Supplied data.
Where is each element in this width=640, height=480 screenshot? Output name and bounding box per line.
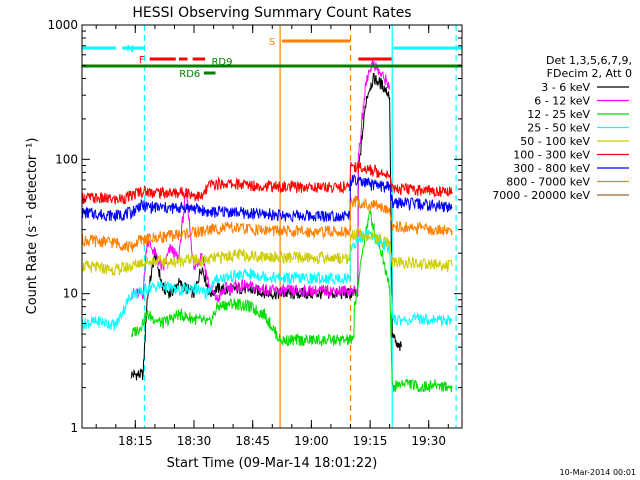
y-axis-label: Count Rate (s⁻¹ detector⁻¹)	[25, 138, 40, 315]
series-line	[81, 173, 453, 223]
legend-header: FDecim 2, Att 0	[547, 67, 632, 80]
chart-title: HESSI Observing Summary Count Rates	[132, 5, 411, 21]
x-tick-label: 18:30	[177, 434, 212, 448]
y-tick-label: 10	[63, 287, 78, 301]
x-tick-label: 19:30	[411, 434, 446, 448]
series-line	[81, 195, 453, 253]
legend-label: 50 - 100 keV	[520, 135, 590, 148]
footer-timestamp: 10-Mar-2014 00:01	[560, 468, 637, 477]
x-tick-label: 18:15	[118, 434, 153, 448]
x-axis-label: Start Time (09-Mar-14 18:01:22)	[167, 456, 378, 471]
axes: 18:15 18:30 18:45 19:00 19:15 19:30 1 10 100 1000	[47, 18, 462, 448]
x-tick-label: 18:45	[235, 434, 270, 448]
legend-label: 300 - 800 keV	[513, 162, 590, 175]
flag-label: F	[139, 55, 145, 66]
y-tick-label: 1000	[47, 18, 78, 32]
flag-label: RD6	[179, 69, 200, 80]
legend-label: 7000 - 20000 keV	[492, 189, 590, 202]
legend-label: 800 - 7000 keV	[506, 176, 590, 189]
series-line	[130, 209, 453, 393]
x-tick-label: 19:00	[294, 434, 329, 448]
flag-label: RD9	[211, 57, 232, 68]
series-line	[81, 161, 453, 206]
vertical-markers	[143, 25, 457, 428]
observing-flags: NF RD6 RD9 S	[82, 37, 462, 80]
flag-label: N	[127, 44, 134, 55]
legend: Det 1,3,5,6,7,9,FDecim 2, Att 03 - 6 keV…	[492, 54, 632, 202]
legend-label: 6 - 12 keV	[534, 95, 590, 108]
series-line	[131, 60, 391, 303]
legend-label: 12 - 25 keV	[527, 108, 590, 121]
y-tick-label: 100	[55, 152, 78, 166]
legend-label: 3 - 6 keV	[541, 81, 590, 94]
legend-label: 100 - 300 keV	[513, 149, 590, 162]
series-line	[81, 228, 453, 331]
series-line	[81, 228, 453, 276]
x-tick-label: 19:15	[353, 434, 388, 448]
y-tick-label: 1	[70, 421, 78, 435]
series-lines	[81, 60, 453, 393]
flag-label: S	[269, 37, 275, 48]
legend-header: Det 1,3,5,6,7,9,	[546, 54, 632, 67]
legend-label: 25 - 50 keV	[527, 122, 590, 135]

Set task. Reproduce the listing above with each "legend-label" replaced by "legend-entry", changing nothing else and omitting the picture.

Reply to the task.
Where is each element in this width=640, height=480 screenshot? Output name and bounding box per line.
y-axis-label: Count Rate (s⁻¹ detector⁻¹)	[25, 138, 40, 315]
series-line	[81, 173, 453, 223]
legend-header: FDecim 2, Att 0	[547, 67, 632, 80]
chart-title: HESSI Observing Summary Count Rates	[132, 5, 411, 21]
x-tick-label: 18:30	[177, 434, 212, 448]
y-tick-label: 10	[63, 287, 78, 301]
x-tick-label: 19:30	[411, 434, 446, 448]
series-line	[81, 195, 453, 253]
legend-entry: 50 - 100 keV	[520, 135, 590, 148]
footer-timestamp: 10-Mar-2014 00:01	[560, 468, 637, 477]
x-tick-label: 18:15	[118, 434, 153, 448]
x-axis-label: Start Time (09-Mar-14 18:01:22)	[167, 456, 378, 471]
axes: 18:15 18:30 18:45 19:00 19:15 19:30 1 10 100 1000	[47, 18, 462, 448]
x-tick-label: 18:45	[235, 434, 270, 448]
legend-entry: 300 - 800 keV	[513, 162, 590, 175]
flag-label: F	[139, 55, 145, 66]
y-tick-label: 1000	[47, 18, 78, 32]
flag-label: RD6	[179, 69, 200, 80]
legend-entry: 7000 - 20000 keV	[492, 189, 590, 202]
legend-entry: 800 - 7000 keV	[506, 176, 590, 189]
series-line	[130, 209, 453, 393]
x-tick-label: 19:00	[294, 434, 329, 448]
flag-label: RD9	[211, 57, 232, 68]
series-line	[81, 161, 453, 206]
vertical-markers	[143, 25, 457, 428]
observing-flags: NF RD6 RD9 S	[82, 37, 462, 80]
flag-label: N	[127, 44, 134, 55]
legend: Det 1,3,5,6,7,9,FDecim 2, Att 03 - 6 keV…	[492, 54, 632, 202]
legend-entry: 6 - 12 keV	[534, 95, 590, 108]
series-line	[131, 60, 391, 303]
legend-entry: 12 - 25 keV	[527, 108, 590, 121]
y-tick-label: 100	[55, 152, 78, 166]
legend-entry: 3 - 6 keV	[541, 81, 590, 94]
legend-entry: 100 - 300 keV	[513, 149, 590, 162]
series-line	[81, 228, 453, 331]
series-line	[81, 228, 453, 276]
x-tick-label: 19:15	[353, 434, 388, 448]
y-tick-label: 1	[70, 421, 78, 435]
series-lines	[81, 60, 453, 393]
flag-label: S	[269, 37, 275, 48]
legend-header: Det 1,3,5,6,7,9,	[546, 54, 632, 67]
legend-entry: 25 - 50 keV	[527, 122, 590, 135]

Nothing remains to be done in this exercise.